EXERCISE INSTRUCTIONS:
Going through the material below, please gather all lines with the word "synergies" in them.

################

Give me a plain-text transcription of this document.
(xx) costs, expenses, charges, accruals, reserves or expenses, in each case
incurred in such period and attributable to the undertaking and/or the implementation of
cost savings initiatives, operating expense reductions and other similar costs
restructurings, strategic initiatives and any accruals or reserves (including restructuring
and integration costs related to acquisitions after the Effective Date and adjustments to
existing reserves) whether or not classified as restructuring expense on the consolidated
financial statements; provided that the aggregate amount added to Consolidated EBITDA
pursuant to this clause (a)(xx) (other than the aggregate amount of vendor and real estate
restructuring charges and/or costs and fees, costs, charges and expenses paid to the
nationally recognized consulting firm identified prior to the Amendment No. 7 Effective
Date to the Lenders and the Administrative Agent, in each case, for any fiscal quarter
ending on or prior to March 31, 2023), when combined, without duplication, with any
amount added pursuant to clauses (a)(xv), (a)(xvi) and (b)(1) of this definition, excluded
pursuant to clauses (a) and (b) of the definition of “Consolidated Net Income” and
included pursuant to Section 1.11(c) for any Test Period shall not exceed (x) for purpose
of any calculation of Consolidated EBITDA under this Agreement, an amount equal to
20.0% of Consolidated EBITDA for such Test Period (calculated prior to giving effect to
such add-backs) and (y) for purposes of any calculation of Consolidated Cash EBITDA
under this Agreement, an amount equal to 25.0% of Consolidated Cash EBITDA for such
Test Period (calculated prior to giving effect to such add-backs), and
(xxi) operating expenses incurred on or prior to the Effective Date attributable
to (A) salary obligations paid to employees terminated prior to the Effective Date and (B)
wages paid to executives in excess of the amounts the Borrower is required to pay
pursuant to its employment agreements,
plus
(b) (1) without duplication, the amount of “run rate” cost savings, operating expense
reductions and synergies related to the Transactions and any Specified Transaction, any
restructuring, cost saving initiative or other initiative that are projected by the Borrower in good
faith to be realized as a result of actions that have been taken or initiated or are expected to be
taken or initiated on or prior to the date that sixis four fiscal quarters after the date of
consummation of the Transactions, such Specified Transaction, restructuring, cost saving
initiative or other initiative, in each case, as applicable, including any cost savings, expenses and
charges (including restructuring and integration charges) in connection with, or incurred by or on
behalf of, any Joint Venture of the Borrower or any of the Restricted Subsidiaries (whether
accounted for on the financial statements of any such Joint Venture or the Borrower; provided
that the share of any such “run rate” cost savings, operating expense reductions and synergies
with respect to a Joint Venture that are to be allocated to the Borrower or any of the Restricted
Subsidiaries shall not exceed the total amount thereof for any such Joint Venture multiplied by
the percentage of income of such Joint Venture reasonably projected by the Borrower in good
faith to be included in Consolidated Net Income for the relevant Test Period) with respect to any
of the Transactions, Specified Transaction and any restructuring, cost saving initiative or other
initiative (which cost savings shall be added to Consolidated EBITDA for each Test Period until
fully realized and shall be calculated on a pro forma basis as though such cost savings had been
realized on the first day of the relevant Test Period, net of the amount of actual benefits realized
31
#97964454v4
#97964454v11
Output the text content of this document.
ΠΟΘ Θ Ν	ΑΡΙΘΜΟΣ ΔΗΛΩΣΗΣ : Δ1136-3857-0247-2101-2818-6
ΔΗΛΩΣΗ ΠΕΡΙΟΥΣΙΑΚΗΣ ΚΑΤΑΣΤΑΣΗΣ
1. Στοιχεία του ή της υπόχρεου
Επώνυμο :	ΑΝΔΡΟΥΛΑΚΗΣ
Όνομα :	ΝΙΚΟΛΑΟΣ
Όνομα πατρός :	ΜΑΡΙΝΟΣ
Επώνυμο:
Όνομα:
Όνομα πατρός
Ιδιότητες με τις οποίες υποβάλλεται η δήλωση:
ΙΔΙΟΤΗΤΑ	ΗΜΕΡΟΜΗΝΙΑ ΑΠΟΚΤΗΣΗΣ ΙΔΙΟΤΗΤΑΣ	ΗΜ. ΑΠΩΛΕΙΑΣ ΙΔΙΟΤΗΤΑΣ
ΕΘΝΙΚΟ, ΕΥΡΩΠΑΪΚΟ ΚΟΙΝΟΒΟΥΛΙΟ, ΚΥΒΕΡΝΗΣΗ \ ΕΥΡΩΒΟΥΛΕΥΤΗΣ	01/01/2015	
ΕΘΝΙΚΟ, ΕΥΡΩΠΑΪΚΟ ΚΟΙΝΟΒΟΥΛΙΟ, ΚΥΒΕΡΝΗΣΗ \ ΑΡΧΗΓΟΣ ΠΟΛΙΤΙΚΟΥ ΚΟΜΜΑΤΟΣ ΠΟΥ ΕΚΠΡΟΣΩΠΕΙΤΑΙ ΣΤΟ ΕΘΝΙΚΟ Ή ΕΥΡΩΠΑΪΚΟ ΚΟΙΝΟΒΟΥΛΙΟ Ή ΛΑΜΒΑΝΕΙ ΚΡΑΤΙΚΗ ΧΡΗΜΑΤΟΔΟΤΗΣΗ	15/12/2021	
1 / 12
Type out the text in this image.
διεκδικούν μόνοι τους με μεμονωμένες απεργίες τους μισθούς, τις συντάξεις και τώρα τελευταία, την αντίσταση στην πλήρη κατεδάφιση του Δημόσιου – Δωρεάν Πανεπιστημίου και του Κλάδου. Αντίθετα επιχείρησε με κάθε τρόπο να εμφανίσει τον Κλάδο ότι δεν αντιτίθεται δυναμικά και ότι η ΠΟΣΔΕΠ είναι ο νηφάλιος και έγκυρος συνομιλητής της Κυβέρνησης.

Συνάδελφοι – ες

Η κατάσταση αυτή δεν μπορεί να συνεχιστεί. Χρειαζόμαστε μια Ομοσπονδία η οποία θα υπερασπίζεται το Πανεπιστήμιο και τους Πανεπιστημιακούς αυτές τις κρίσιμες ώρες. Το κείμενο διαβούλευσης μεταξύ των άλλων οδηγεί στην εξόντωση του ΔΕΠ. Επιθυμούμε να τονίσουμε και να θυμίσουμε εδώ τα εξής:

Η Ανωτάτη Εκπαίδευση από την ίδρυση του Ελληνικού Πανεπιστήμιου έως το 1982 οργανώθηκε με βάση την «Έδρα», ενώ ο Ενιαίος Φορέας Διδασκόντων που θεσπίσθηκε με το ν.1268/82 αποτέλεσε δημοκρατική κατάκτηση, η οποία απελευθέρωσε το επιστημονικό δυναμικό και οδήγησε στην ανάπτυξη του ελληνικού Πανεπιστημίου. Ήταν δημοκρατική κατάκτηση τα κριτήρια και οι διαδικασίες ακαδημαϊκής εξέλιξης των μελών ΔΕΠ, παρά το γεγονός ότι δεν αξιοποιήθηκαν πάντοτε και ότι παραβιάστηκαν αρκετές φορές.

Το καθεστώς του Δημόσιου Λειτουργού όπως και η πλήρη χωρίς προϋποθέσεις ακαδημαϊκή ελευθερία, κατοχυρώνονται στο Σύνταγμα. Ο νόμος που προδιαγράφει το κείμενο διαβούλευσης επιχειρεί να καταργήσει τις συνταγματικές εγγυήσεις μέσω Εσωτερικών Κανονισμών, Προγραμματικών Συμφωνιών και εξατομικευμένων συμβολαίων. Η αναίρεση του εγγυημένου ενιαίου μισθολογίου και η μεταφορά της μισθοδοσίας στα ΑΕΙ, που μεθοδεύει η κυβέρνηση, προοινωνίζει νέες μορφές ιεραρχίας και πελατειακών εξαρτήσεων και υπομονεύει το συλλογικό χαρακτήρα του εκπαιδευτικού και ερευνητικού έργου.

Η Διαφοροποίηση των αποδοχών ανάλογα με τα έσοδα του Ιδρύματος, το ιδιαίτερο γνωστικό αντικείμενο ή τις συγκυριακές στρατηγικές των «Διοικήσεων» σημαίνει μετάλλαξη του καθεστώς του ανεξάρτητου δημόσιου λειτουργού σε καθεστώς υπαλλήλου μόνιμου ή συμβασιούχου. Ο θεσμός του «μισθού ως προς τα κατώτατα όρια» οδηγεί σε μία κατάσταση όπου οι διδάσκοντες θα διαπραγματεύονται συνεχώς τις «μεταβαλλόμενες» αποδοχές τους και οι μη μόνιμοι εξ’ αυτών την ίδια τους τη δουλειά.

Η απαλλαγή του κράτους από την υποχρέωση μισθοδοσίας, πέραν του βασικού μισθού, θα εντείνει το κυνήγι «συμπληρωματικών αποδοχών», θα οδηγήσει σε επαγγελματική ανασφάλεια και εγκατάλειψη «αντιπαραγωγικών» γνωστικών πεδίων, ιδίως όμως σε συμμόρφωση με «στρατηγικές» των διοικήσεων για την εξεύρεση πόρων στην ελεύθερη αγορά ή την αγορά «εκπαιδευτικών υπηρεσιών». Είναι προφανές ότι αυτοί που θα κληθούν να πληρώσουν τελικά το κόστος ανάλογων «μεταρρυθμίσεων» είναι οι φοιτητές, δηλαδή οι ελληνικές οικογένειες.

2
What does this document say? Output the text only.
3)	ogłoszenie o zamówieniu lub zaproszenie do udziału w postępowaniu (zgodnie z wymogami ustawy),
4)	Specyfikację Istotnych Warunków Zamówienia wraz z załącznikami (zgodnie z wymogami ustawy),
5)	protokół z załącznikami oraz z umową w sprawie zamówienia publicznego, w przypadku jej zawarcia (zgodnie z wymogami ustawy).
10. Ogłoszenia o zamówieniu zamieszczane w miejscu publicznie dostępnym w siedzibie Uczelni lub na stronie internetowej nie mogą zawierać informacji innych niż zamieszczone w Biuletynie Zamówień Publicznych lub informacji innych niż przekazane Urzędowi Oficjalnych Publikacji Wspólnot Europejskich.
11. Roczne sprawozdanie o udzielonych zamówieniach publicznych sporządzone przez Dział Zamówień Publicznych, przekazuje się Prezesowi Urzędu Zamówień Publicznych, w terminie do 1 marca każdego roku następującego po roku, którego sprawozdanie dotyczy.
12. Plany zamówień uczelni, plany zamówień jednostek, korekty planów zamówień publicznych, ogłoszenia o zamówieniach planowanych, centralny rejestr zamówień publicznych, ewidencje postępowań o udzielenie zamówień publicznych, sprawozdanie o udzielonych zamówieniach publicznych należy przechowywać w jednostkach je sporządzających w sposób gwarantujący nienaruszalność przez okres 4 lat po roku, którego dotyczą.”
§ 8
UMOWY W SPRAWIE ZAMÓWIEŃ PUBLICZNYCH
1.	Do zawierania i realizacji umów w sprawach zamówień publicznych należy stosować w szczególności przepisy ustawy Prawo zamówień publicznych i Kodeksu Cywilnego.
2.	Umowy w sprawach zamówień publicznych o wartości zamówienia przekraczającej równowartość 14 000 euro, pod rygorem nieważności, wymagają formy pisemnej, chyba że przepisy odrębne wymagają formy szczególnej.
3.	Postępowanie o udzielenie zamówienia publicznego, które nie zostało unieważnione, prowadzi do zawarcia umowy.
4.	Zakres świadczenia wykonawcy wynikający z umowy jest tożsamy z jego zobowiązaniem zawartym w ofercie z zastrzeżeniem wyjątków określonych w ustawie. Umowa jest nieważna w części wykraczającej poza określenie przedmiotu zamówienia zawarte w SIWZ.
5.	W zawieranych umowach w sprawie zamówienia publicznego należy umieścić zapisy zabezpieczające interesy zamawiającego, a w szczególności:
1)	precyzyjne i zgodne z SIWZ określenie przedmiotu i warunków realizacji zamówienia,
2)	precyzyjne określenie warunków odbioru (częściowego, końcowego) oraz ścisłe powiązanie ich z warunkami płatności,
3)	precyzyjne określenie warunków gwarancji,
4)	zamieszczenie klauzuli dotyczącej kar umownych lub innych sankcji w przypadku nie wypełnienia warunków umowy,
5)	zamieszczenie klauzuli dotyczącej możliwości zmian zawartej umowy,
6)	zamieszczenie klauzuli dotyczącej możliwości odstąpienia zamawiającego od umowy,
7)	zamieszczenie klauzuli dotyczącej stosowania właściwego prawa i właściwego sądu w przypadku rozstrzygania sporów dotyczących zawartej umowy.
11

################

CORRECT RESULT:
reductions and synergies related to the Transactions and any Specified Transaction, any
that the share of any such “run rate” cost savings, operating expense reductions and synergies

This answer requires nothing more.